▶ _Short exercise_
Repeat the data verbatim.

Records that describe figures:
---+---

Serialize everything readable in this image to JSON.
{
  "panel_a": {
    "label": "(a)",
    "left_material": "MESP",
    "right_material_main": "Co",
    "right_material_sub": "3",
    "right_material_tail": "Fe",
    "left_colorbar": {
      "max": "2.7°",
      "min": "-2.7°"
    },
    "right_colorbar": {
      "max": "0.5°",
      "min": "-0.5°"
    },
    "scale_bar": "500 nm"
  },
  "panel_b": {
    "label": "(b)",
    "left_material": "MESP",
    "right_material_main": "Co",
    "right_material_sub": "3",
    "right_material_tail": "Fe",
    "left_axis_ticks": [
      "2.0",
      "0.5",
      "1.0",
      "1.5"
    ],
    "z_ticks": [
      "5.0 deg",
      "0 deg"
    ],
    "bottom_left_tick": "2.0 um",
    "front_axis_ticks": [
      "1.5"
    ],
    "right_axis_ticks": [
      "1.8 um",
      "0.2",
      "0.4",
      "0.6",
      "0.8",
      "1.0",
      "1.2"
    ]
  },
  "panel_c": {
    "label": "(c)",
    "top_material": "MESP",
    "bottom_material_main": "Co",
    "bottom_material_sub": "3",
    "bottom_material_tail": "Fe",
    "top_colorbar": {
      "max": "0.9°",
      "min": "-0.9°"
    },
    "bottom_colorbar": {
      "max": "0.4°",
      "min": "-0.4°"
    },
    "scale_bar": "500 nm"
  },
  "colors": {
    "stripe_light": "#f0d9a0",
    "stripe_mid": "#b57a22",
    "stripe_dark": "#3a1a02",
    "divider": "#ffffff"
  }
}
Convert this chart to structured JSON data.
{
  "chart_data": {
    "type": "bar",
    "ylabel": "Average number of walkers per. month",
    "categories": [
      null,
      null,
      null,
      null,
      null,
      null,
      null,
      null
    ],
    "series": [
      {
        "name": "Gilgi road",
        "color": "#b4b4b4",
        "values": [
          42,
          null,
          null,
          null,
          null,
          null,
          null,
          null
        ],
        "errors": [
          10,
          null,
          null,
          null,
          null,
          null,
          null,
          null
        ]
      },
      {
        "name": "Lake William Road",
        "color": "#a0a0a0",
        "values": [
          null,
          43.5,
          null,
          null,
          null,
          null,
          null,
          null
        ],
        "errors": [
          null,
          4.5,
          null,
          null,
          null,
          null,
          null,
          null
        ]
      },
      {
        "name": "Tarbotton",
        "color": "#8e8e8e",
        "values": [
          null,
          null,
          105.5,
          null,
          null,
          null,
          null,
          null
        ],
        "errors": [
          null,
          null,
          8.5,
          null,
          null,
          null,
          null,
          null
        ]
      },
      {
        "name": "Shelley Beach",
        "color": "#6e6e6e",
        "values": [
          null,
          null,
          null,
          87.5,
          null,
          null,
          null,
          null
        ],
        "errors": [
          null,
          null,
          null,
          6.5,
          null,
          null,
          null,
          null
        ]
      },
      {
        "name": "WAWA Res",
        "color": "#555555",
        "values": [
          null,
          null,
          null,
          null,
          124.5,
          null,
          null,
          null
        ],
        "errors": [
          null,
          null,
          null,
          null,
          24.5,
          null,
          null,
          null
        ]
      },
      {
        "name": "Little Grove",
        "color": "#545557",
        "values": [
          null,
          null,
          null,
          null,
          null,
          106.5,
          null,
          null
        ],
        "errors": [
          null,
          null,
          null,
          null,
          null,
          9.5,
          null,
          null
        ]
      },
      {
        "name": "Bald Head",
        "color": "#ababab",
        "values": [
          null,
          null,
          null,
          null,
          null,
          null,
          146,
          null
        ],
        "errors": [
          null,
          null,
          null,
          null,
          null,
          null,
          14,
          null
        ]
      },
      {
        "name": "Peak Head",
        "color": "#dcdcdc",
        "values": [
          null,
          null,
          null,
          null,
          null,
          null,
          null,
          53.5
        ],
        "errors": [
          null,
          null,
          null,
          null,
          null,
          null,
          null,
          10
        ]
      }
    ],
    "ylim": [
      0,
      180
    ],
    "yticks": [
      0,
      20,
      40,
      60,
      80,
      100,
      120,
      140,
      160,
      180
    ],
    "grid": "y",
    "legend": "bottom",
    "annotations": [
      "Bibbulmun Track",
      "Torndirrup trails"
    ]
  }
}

---+---

▶ _Response below_
Serialize everything readable in this image to JSON.
{
  "panel_a": {
    "label": "(a)",
    "left_material": "MESP",
    "right_material_main": "Co",
    "right_material_sub": "3",
    "right_material_tail": "Fe",
    "left_colorbar": {
      "max": "2.7°",
      "min": "-2.7°"
    },
    "right_colorbar": {
      "max": "0.5°",
      "min": "-0.5°"
    },
    "scale_bar": "500 nm"
  },
  "panel_b": {
    "label": "(b)",
    "left_material": "MESP",
    "right_material_main": "Co",
    "right_material_sub": "3",
    "right_material_tail": "Fe",
    "left_axis_ticks": [
      "2.0",
      "0.5",
      "1.0",
      "1.5"
    ],
    "z_ticks": [
      "5.0 deg",
      "0 deg"
    ],
    "bottom_left_tick": "2.0 um",
    "front_axis_ticks": [
      "1.5"
    ],
    "right_axis_ticks": [
      "1.8 um",
      "0.2",
      "0.4",
      "0.6",
      "0.8",
      "1.0",
      "1.2"
    ]
  },
  "panel_c": {
    "label": "(c)",
    "top_material": "MESP",
    "bottom_material_main": "Co",
    "bottom_material_sub": "3",
    "bottom_material_tail": "Fe",
    "top_colorbar": {
      "max": "0.9°",
      "min": "-0.9°"
    },
    "bottom_colorbar": {
      "max": "0.4°",
      "min": "-0.4°"
    },
    "scale_bar": "500 nm"
  },
  "colors": {
    "stripe_light": "#f0d9a0",
    "stripe_mid": "#b57a22",
    "stripe_dark": "#3a1a02",
    "divider": "#ffffff"
  }
}
Convert this chart to structured JSON data.
{
  "chart_data": {
    "type": "bar",
    "ylabel": "Average number of walkers per. month",
    "categories": [
      null,
      null,
      null,
      null,
      null,
      null,
      null,
      null
    ],
    "series": [
      {
        "name": "Gilgi road",
        "color": "#b4b4b4",
        "values": [
          42,
          null,
          null,
          null,
          null,
          null,
          null,
          null
        ],
        "errors": [
          10,
          null,
          null,
          null,
          null,
          null,
          null,
          null
        ]
      },
      {
        "name": "Lake William Road",
        "color": "#a0a0a0",
        "values": [
          null,
          43.5,
          null,
          null,
          null,
          null,
          null,
          null
        ],
        "errors": [
          null,
          4.5,
          null,
          null,
          null,
          null,
          null,
          null
        ]
      },
      {
        "name": "Tarbotton",
        "color": "#8e8e8e",
        "values": [
          null,
          null,
          105.5,
          null,
          null,
          null,
          null,
          null
        ],
        "errors": [
          null,
          null,
          8.5,
          null,
          null,
          null,
          null,
          null
        ]
      },
      {
        "name": "Shelley Beach",
        "color": "#6e6e6e",
        "values": [
          null,
          null,
          null,
          87.5,
          null,
          null,
          null,
          null
        ],
        "errors": [
          null,
          null,
          null,
          6.5,
          null,
          null,
          null,
          null
        ]
      },
      {
        "name": "WAWA Res",
        "color": "#555555",
        "values": [
          null,
          null,
          null,
          null,
          124.5,
          null,
          null,
          null
        ],
        "errors": [
          null,
          null,
          null,
          null,
          24.5,
          null,
          null,
          null
        ]
      },
      {
        "name": "Little Grove",
        "color": "#545557",
        "values": [
          null,
          null,
          null,
          null,
          null,
          106.5,
          null,
          null
        ],
        "errors": [
          null,
          null,
          null,
          null,
          null,
          9.5,
          null,
          null
        ]
      },
      {
        "name": "Bald Head",
        "color": "#ababab",
        "values": [
          null,
          null,
          null,
          null,
          null,
          null,
          146,
          null
        ],
        "errors": [
          null,
          null,
          null,
          null,
          null,
          null,
          14,
          null
        ]
      },
      {
        "name": "Peak Head",
        "color": "#dcdcdc",
        "values": [
          null,
          null,
          null,
          null,
          null,
          null,
          null,
          53.5
        ],
        "errors": [
          null,
          null,
          null,
          null,
          null,
          null,
          null,
          10
        ]
      }
    ],
    "ylim": [
      0,
      180
    ],
    "yticks": [
      0,
      20,
      40,
      60,
      80,
      100,
      120,
      140,
      160,
      180
    ],
    "grid": "y",
    "legend": "bottom",
    "annotations": [
      "Bibbulmun Track",
      "Torndirrup trails"
    ]
  }
}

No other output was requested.